BRIEF » Repeat the data verbatim.

* * * *

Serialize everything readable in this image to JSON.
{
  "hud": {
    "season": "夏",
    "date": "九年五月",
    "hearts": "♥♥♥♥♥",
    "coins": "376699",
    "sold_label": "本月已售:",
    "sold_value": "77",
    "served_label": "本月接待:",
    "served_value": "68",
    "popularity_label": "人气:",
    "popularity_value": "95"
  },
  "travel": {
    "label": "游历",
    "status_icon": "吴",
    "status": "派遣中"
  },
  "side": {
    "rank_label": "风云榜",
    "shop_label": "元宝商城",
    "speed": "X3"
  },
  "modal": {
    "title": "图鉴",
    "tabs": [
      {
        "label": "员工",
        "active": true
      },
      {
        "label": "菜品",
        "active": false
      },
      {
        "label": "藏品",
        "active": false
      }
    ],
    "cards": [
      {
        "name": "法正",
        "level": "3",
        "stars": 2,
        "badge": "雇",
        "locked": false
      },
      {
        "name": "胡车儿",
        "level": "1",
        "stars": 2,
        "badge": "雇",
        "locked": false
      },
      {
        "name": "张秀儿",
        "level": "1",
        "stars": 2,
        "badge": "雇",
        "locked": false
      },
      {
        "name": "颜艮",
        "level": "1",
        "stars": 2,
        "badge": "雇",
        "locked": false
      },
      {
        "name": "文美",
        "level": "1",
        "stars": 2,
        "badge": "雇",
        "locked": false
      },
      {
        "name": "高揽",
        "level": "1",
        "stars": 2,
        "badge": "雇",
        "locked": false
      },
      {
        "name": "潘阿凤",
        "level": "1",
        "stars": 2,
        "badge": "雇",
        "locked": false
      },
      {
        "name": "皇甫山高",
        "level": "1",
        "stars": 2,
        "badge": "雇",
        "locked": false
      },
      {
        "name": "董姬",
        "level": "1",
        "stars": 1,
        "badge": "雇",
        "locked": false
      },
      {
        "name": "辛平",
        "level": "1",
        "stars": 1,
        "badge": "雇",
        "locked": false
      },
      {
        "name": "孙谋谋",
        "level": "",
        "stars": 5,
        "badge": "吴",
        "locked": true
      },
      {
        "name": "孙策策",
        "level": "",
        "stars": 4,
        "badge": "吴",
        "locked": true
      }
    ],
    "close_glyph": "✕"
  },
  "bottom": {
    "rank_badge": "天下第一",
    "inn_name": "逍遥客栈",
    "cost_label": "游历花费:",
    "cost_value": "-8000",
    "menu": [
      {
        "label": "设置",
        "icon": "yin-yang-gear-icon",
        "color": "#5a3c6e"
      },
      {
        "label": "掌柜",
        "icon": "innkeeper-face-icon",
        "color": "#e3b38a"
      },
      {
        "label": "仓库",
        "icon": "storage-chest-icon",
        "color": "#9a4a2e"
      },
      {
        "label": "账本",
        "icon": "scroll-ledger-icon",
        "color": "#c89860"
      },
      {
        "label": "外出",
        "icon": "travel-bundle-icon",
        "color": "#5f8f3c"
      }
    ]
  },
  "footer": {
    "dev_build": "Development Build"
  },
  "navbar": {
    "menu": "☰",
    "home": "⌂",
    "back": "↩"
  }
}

* * * *

ANSWER TO THE PROBLEM »
Serialize everything readable in this image to JSON.
{
  "hud": {
    "season": "夏",
    "date": "九年五月",
    "hearts": "♥♥♥♥♥",
    "coins": "376699",
    "sold_label": "本月已售:",
    "sold_value": "77",
    "served_label": "本月接待:",
    "served_value": "68",
    "popularity_label": "人气:",
    "popularity_value": "95"
  },
  "travel": {
    "label": "游历",
    "status_icon": "吴",
    "status": "派遣中"
  },
  "side": {
    "rank_label": "风云榜",
    "shop_label": "元宝商城",
    "speed": "X3"
  },
  "modal": {
    "title": "图鉴",
    "tabs": [
      {
        "label": "员工",
        "active": true
      },
      {
        "label": "菜品",
        "active": false
      },
      {
        "label": "藏品",
        "active": false
      }
    ],
    "cards": [
      {
        "name": "法正",
        "level": "3",
        "stars": 2,
        "badge": "雇",
        "locked": false
      },
      {
        "name": "胡车儿",
        "level": "1",
        "stars": 2,
        "badge": "雇",
        "locked": false
      },
      {
        "name": "张秀儿",
        "level": "1",
        "stars": 2,
        "badge": "雇",
        "locked": false
      },
      {
        "name": "颜艮",
        "level": "1",
        "stars": 2,
        "badge": "雇",
        "locked": false
      },
      {
        "name": "文美",
        "level": "1",
        "stars": 2,
        "badge": "雇",
        "locked": false
      },
      {
        "name": "高揽",
        "level": "1",
        "stars": 2,
        "badge": "雇",
        "locked": false
      },
      {
        "name": "潘阿凤",
        "level": "1",
        "stars": 2,
        "badge": "雇",
        "locked": false
      },
      {
        "name": "皇甫山高",
        "level": "1",
        "stars": 2,
        "badge": "雇",
        "locked": false
      },
      {
        "name": "董姬",
        "level": "1",
        "stars": 1,
        "badge": "雇",
        "locked": false
      },
      {
        "name": "辛平",
        "level": "1",
        "stars": 1,
        "badge": "雇",
        "locked": false
      },
      {
        "name": "孙谋谋",
        "level": "",
        "stars": 5,
        "badge": "吴",
        "locked": true
      },
      {
        "name": "孙策策",
        "level": "",
        "stars": 4,
        "badge": "吴",
        "locked": true
      }
    ],
    "close_glyph": "✕"
  },
  "bottom": {
    "rank_badge": "天下第一",
    "inn_name": "逍遥客栈",
    "cost_label": "游历花费:",
    "cost_value": "-8000",
    "menu": [
      {
        "label": "设置",
        "icon": "yin-yang-gear-icon",
        "color": "#5a3c6e"
      },
      {
        "label": "掌柜",
        "icon": "innkeeper-face-icon",
        "color": "#e3b38a"
      },
      {
        "label": "仓库",
        "icon": "storage-chest-icon",
        "color": "#9a4a2e"
      },
      {
        "label": "账本",
        "icon": "scroll-ledger-icon",
        "color": "#c89860"
      },
      {
        "label": "外出",
        "icon": "travel-bundle-icon",
        "color": "#5f8f3c"
      }
    ]
  },
  "footer": {
    "dev_build": "Development Build"
  },
  "navbar": {
    "menu": "☰",
    "home": "⌂",
    "back": "↩"
  }
}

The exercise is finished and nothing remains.